** START **

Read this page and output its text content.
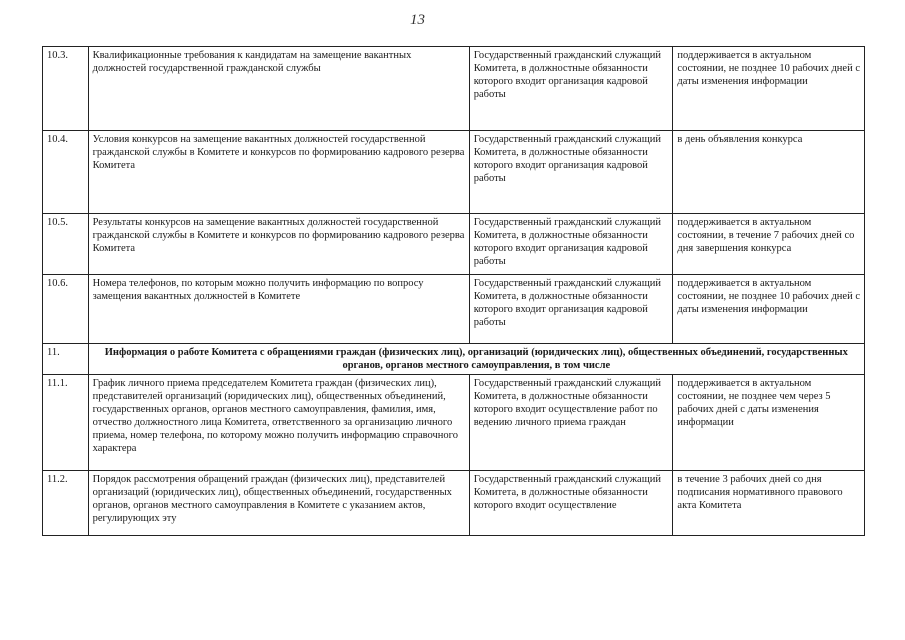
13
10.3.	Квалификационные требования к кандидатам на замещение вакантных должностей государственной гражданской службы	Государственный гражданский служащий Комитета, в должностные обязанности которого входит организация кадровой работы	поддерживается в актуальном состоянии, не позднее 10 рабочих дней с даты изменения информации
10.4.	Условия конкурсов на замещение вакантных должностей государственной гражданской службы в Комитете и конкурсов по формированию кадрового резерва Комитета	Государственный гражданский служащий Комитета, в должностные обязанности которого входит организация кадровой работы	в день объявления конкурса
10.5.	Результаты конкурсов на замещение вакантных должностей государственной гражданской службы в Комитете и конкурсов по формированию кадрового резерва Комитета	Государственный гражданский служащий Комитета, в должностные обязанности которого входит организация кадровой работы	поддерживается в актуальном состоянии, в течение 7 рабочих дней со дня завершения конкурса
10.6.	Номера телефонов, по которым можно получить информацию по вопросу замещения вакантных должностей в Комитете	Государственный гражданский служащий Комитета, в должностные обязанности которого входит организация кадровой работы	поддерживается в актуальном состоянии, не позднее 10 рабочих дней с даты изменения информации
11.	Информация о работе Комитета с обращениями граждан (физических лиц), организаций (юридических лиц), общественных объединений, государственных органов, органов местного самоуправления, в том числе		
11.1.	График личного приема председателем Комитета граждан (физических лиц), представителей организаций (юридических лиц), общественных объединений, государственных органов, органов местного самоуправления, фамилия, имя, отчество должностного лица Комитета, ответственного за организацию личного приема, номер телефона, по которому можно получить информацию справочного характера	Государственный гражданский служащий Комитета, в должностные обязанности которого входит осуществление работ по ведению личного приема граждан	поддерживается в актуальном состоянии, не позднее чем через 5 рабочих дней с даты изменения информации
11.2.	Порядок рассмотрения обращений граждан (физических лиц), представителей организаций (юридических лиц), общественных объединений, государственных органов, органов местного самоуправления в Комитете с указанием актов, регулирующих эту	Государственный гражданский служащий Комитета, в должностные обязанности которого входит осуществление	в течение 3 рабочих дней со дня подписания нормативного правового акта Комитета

** END **
** START **

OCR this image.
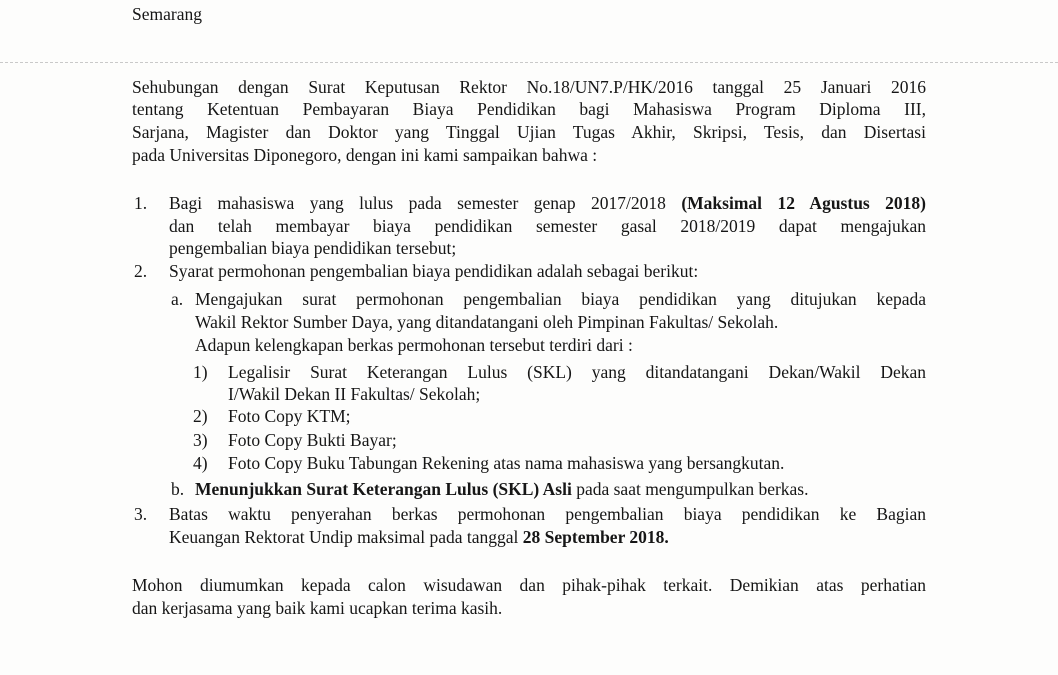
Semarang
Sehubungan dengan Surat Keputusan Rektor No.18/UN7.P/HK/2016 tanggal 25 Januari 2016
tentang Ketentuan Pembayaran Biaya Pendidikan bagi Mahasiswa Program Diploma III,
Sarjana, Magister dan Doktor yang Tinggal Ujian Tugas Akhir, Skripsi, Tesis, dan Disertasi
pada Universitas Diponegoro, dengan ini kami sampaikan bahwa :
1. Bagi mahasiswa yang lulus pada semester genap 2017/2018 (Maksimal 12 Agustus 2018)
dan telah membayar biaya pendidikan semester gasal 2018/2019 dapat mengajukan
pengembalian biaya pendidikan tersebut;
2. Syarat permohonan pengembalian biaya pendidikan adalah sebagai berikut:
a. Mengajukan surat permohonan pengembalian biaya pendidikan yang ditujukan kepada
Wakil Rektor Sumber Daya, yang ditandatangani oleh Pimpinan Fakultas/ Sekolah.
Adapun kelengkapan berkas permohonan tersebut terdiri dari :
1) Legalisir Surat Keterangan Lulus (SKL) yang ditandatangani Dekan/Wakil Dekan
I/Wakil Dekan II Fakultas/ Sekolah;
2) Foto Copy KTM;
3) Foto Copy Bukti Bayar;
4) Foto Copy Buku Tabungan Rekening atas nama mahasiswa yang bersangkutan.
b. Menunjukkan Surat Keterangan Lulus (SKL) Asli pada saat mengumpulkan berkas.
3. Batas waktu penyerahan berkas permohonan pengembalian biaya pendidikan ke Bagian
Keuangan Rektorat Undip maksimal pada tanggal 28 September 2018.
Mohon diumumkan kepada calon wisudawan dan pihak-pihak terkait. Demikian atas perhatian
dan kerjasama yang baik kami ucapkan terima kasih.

** END **
** START **

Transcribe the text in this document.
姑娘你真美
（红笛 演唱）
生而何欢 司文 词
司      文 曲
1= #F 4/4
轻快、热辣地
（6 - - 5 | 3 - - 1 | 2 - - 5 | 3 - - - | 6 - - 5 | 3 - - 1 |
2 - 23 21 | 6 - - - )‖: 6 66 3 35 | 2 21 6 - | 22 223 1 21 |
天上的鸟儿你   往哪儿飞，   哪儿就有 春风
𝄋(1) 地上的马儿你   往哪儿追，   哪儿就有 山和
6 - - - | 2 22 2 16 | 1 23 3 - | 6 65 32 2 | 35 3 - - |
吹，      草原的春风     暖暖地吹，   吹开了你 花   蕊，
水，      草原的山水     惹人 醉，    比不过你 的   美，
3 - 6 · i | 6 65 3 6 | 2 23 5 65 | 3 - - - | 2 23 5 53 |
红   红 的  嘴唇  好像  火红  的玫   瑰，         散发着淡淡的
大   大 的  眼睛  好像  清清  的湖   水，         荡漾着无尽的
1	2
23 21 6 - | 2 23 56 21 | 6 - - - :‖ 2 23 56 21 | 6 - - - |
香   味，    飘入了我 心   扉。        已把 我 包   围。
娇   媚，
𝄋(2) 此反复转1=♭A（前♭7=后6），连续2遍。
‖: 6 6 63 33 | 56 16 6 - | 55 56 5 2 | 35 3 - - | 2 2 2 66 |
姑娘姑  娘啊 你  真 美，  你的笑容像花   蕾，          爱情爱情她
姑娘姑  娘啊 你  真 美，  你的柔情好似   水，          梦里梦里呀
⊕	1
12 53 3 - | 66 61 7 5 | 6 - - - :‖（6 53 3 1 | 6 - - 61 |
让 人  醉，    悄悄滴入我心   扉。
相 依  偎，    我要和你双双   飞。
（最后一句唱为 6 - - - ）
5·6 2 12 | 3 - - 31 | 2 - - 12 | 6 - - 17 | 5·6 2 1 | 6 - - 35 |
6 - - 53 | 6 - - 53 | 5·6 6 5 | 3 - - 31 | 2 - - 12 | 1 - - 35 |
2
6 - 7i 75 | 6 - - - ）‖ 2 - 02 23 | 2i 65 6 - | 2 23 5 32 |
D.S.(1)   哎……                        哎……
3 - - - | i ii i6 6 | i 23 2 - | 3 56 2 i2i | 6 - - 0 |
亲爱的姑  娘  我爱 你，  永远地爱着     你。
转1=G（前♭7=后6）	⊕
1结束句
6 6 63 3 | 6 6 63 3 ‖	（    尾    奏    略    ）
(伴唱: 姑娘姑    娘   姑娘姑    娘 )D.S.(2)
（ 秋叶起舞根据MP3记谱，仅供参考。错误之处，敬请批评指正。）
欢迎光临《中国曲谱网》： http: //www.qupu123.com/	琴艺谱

** END **

### Objective:
Scan the records for the string "permohonan". Copy each line in which it appears.

### Output:
2. Syarat permohonan pengembalian biaya pendidikan adalah sebagai berikut:
a. Mengajukan surat permohonan pengembalian biaya pendidikan yang ditujukan kepada
Adapun kelengkapan berkas permohonan tersebut terdiri dari :
3. Batas waktu penyerahan berkas permohonan pengembalian biaya pendidikan ke Bagian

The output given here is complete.